>> BEGIN DATASET ENTRIES
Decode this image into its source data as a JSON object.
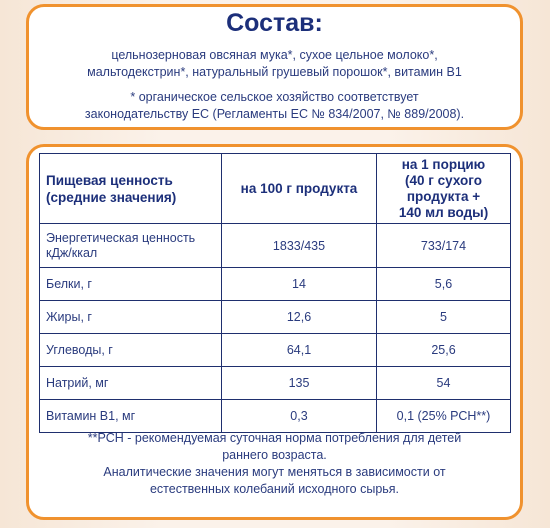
{
  "composition": {
    "title": "Состав:",
    "ingredients_line1": "цельнозерновая овсяная мука*, сухое цельное молоко*,",
    "ingredients_line2": "мальтодекстрин*, натуральный грушевый порошок*, витамин В1",
    "note_line1": "* органическое сельское хозяйство соответствует",
    "note_line2": "законодательству ЕС (Регламенты ЕС № 834/2007, № 889/2008)."
  },
  "nutrition": {
    "header": {
      "col1_line1": "Пищевая ценность",
      "col1_line2": "(средние значения)",
      "col2": "на 100 г продукта",
      "col3_line1": "на 1 порцию",
      "col3_line2": "(40 г сухого",
      "col3_line3": "продукта +",
      "col3_line4": "140 мл воды)"
    },
    "energy": {
      "label_line1": "Энергетическая ценность",
      "label_line2": "кДж/ккал",
      "per100": "1833/435",
      "per_portion": "733/174"
    },
    "rows": [
      {
        "label": "Белки, г",
        "per100": "14",
        "per_portion": "5,6"
      },
      {
        "label": "Жиры, г",
        "per100": "12,6",
        "per_portion": "5"
      },
      {
        "label": "Углеводы, г",
        "per100": "64,1",
        "per_portion": "25,6"
      },
      {
        "label": "Натрий, мг",
        "per100": "135",
        "per_portion": "54"
      },
      {
        "label": "Витамин В1, мг",
        "per100": "0,3",
        "per_portion": "0,1 (25% РСН**)"
      }
    ],
    "footnote_line1": "**РСН - рекомендуемая суточная норма потребления для детей",
    "footnote_line2": "раннего возраста.",
    "footnote_line3": "Аналитические значения могут меняться в зависимости от",
    "footnote_line4": "естественных колебаний исходного сырья."
  },
  "colors": {
    "border": "#f0922e",
    "text": "#1c2f7a",
    "background": "#fbf2ea"
  }
}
>> END DATASET ENTRIES
**OBJECTIVE**
Reproduce the listing exactly. Leave its pictures out.

**THE RESPONSE**
Decode this image into its source data as a JSON object.
{
  "composition": {
    "title": "Состав:",
    "ingredients_line1": "цельнозерновая овсяная мука*, сухое цельное молоко*,",
    "ingredients_line2": "мальтодекстрин*, натуральный грушевый порошок*, витамин В1",
    "note_line1": "* органическое сельское хозяйство соответствует",
    "note_line2": "законодательству ЕС (Регламенты ЕС № 834/2007, № 889/2008)."
  },
  "nutrition": {
    "header": {
      "col1_line1": "Пищевая ценность",
      "col1_line2": "(средние значения)",
      "col2": "на 100 г продукта",
      "col3_line1": "на 1 порцию",
      "col3_line2": "(40 г сухого",
      "col3_line3": "продукта +",
      "col3_line4": "140 мл воды)"
    },
    "energy": {
      "label_line1": "Энергетическая ценность",
      "label_line2": "кДж/ккал",
      "per100": "1833/435",
      "per_portion": "733/174"
    },
    "rows": [
      {
        "label": "Белки, г",
        "per100": "14",
        "per_portion": "5,6"
      },
      {
        "label": "Жиры, г",
        "per100": "12,6",
        "per_portion": "5"
      },
      {
        "label": "Углеводы, г",
        "per100": "64,1",
        "per_portion": "25,6"
      },
      {
        "label": "Натрий, мг",
        "per100": "135",
        "per_portion": "54"
      },
      {
        "label": "Витамин В1, мг",
        "per100": "0,3",
        "per_portion": "0,1 (25% РСН**)"
      }
    ],
    "footnote_line1": "**РСН - рекомендуемая суточная норма потребления для детей",
    "footnote_line2": "раннего возраста.",
    "footnote_line3": "Аналитические значения могут меняться в зависимости от",
    "footnote_line4": "естественных колебаний исходного сырья."
  },
  "colors": {
    "border": "#f0922e",
    "text": "#1c2f7a",
    "background": "#fbf2ea"
  }
}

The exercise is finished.